Figure record listings
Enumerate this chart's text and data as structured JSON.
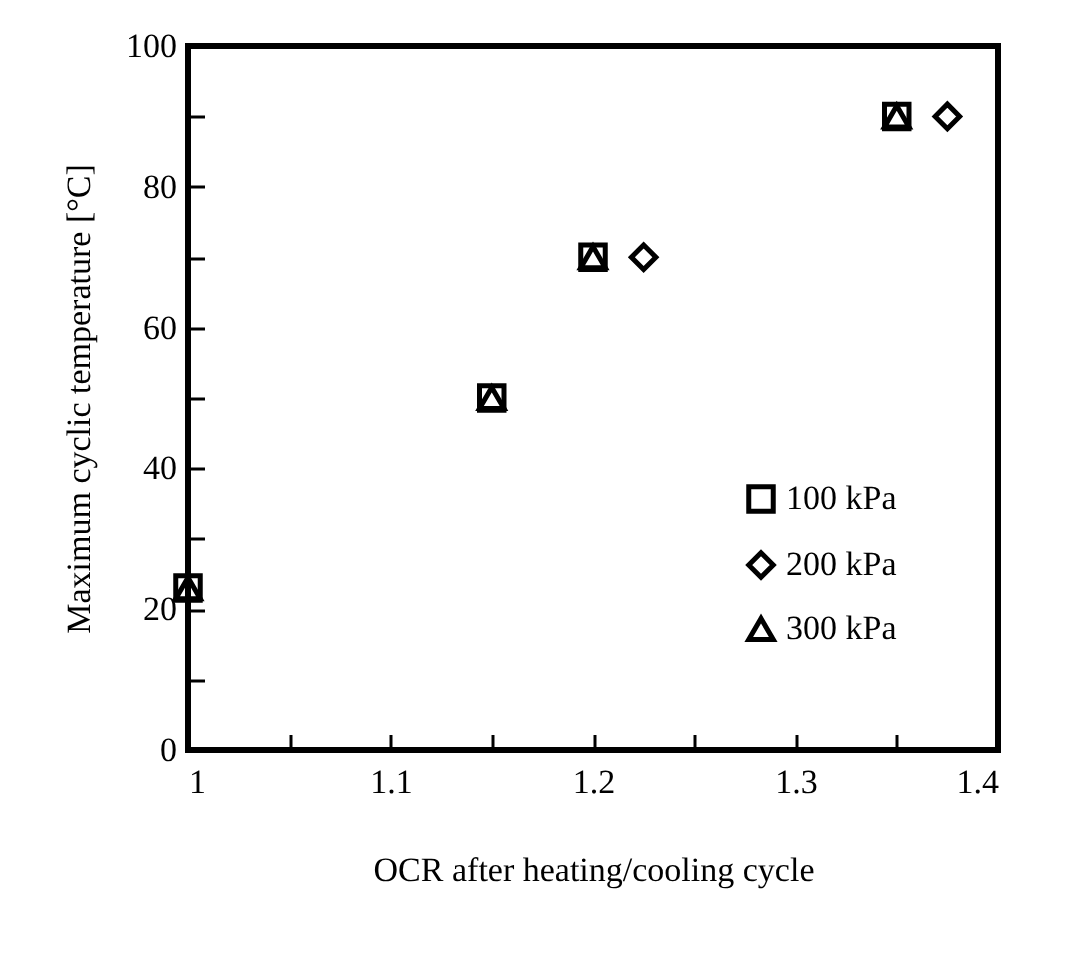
{
  "chart_data": {
    "type": "scatter",
    "xlabel": "OCR after heating/cooling cycle",
    "ylabel": "Maximum cyclic temperature [°C]",
    "xlim": [
      1,
      1.4
    ],
    "ylim": [
      0,
      100
    ],
    "xticks": [
      1,
      {
        "value": 1.05,
        "label": null
      },
      1.1,
      {
        "value": 1.15,
        "label": null
      },
      1.2,
      {
        "value": 1.25,
        "label": null
      },
      1.3,
      {
        "value": 1.35,
        "label": null
      },
      1.4
    ],
    "yticks": [
      0,
      {
        "value": 10,
        "label": null
      },
      20,
      {
        "value": 30,
        "label": null
      },
      40,
      {
        "value": 50,
        "label": null
      },
      60,
      {
        "value": 70,
        "label": null
      },
      80,
      {
        "value": 90,
        "label": null
      },
      100
    ],
    "legend": "bottom right",
    "grid": false,
    "series": [
      {
        "name": "100 kPa",
        "color": "#000000",
        "marker": "square",
        "x": [
          1,
          1.15,
          1.2,
          1.35
        ],
        "values": [
          23,
          50,
          70,
          90
        ]
      },
      {
        "name": "200 kPa",
        "color": "#000000",
        "marker": "diamond",
        "x": [
          1.225,
          1.375
        ],
        "values": [
          70,
          90
        ]
      },
      {
        "name": "300 kPa",
        "color": "#000000",
        "marker": "triangle",
        "x": [
          1,
          1.15,
          1.2,
          1.35
        ],
        "values": [
          23,
          50,
          70,
          90
        ]
      }
    ]
  }
}
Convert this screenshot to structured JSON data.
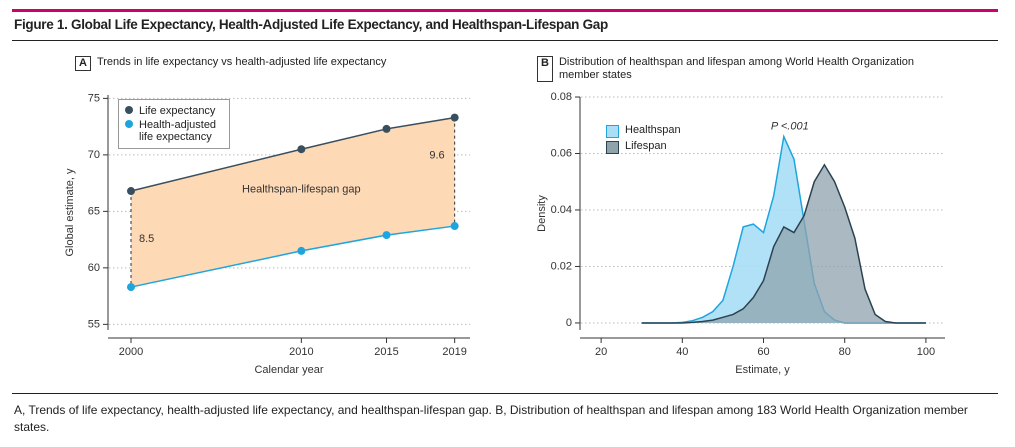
{
  "figure_title": "Figure 1. Global Life Expectancy, Health-Adjusted Life Expectancy, and Healthspan-Lifespan Gap",
  "caption": "A, Trends of life expectancy, health-adjusted life expectancy, and healthspan-lifespan gap. B, Distribution of healthspan and lifespan among 183 World Health Organization member states.",
  "chart_data": [
    {
      "type": "line",
      "panel": "A",
      "title": "Trends in life expectancy vs health-adjusted life expectancy",
      "x": [
        2000,
        2010,
        2015,
        2019
      ],
      "xlim": [
        1998.65,
        2019.9
      ],
      "xticks": [
        2000,
        2010,
        2015,
        2019
      ],
      "ylim": [
        54.5,
        75.3
      ],
      "yticks": [
        55,
        60,
        65,
        70,
        75
      ],
      "xlabel": "Calendar year",
      "ylabel": "Global estimate, y",
      "grid": true,
      "legend": "upper left",
      "gap_label": "Healthspan-lifespan gap",
      "gap_color": "#fdd9b5",
      "gap_values": [
        8.5,
        9.6
      ],
      "series": [
        {
          "name": "Life expectancy",
          "color": "#3a4f5e",
          "values": [
            66.8,
            70.5,
            72.3,
            73.3
          ]
        },
        {
          "name": "Health-adjusted life expectancy",
          "color": "#1ea5de",
          "values": [
            58.3,
            61.5,
            62.9,
            63.7
          ]
        }
      ]
    },
    {
      "type": "density",
      "panel": "B",
      "title": "Distribution of healthspan and lifespan among World Health Organization member states",
      "x": [
        30,
        32.5,
        35,
        37.5,
        40,
        42.5,
        45,
        47.5,
        50,
        52.5,
        55,
        57.5,
        60,
        62.5,
        65,
        67.5,
        70,
        72.5,
        75,
        77.5,
        80,
        82.5,
        85,
        87.5,
        90,
        92.5,
        95,
        97.5,
        100
      ],
      "xlim": [
        14.8,
        104.7
      ],
      "xticks": [
        20,
        40,
        60,
        80,
        100
      ],
      "ylim": [
        -0.0025,
        0.08
      ],
      "yticks": [
        0,
        0.02,
        0.04,
        0.06,
        0.08
      ],
      "xlabel": "Estimate, y",
      "ylabel": "Density",
      "grid": true,
      "legend": "upper left",
      "annotation": "P <.001",
      "series": [
        {
          "name": "Healthspan",
          "color": "#a9def5",
          "edge_color": "#1ea5de",
          "values": [
            0,
            0,
            0,
            0,
            0.0002,
            0.0008,
            0.002,
            0.004,
            0.008,
            0.02,
            0.034,
            0.035,
            0.032,
            0.045,
            0.066,
            0.058,
            0.036,
            0.014,
            0.004,
            0.001,
            0,
            0,
            0,
            0,
            0,
            0,
            0,
            0,
            0
          ]
        },
        {
          "name": "Lifespan",
          "color": "#8fa3ad",
          "edge_color": "#2c4251",
          "values": [
            0,
            0,
            0,
            0,
            0,
            0.0002,
            0.0005,
            0.001,
            0.002,
            0.003,
            0.005,
            0.009,
            0.015,
            0.027,
            0.034,
            0.032,
            0.038,
            0.05,
            0.056,
            0.05,
            0.041,
            0.03,
            0.012,
            0.003,
            0.0005,
            0,
            0,
            0,
            0
          ]
        }
      ]
    }
  ]
}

§ **Directions for this task**
Identify and copy all lines with the word "Trends".

§ **Exercise output**
  "caption": "A, Trends of life expectancy, health-adjusted life expectancy, and healthspan-lifespan gap. B, Distribution of healthspan and lifespan among 183 World Health Organization member states.",
      "title": "Trends in life expectancy vs health-adjusted life expectancy",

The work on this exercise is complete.